-- Start Exercise inputs --

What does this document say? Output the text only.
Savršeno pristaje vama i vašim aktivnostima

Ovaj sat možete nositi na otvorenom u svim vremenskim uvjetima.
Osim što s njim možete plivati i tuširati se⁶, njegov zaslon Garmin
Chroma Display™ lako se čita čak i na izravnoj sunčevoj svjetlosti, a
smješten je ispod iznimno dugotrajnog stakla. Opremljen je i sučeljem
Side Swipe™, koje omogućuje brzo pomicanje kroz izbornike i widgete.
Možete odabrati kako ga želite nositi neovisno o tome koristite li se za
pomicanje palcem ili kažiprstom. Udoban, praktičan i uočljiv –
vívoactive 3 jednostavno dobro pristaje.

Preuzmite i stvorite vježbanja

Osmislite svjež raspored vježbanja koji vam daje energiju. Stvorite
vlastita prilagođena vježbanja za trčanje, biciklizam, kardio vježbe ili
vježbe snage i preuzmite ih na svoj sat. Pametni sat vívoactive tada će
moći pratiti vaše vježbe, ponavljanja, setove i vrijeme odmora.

-- End Exercise inputs --

• Objective:
Reproduce each record shown above without altering a single word.

• Result:
What does this document say? Output the text only.
Savršeno pristaje vama i vašim aktivnostima

Ovaj sat možete nositi na otvorenom u svim vremenskim uvjetima.
Osim što s njim možete plivati i tuširati se⁶, njegov zaslon Garmin
Chroma Display™ lako se čita čak i na izravnoj sunčevoj svjetlosti, a
smješten je ispod iznimno dugotrajnog stakla. Opremljen je i sučeljem
Side Swipe™, koje omogućuje brzo pomicanje kroz izbornike i widgete.
Možete odabrati kako ga želite nositi neovisno o tome koristite li se za
pomicanje palcem ili kažiprstom. Udoban, praktičan i uočljiv –
vívoactive 3 jednostavno dobro pristaje.

Preuzmite i stvorite vježbanja

Osmislite svjež raspored vježbanja koji vam daje energiju. Stvorite
vlastita prilagođena vježbanja za trčanje, biciklizam, kardio vježbe ili
vježbe snage i preuzmite ih na svoj sat. Pametni sat vívoactive tada će
moći pratiti vaše vježbe, ponavljanja, setove i vrijeme odmora.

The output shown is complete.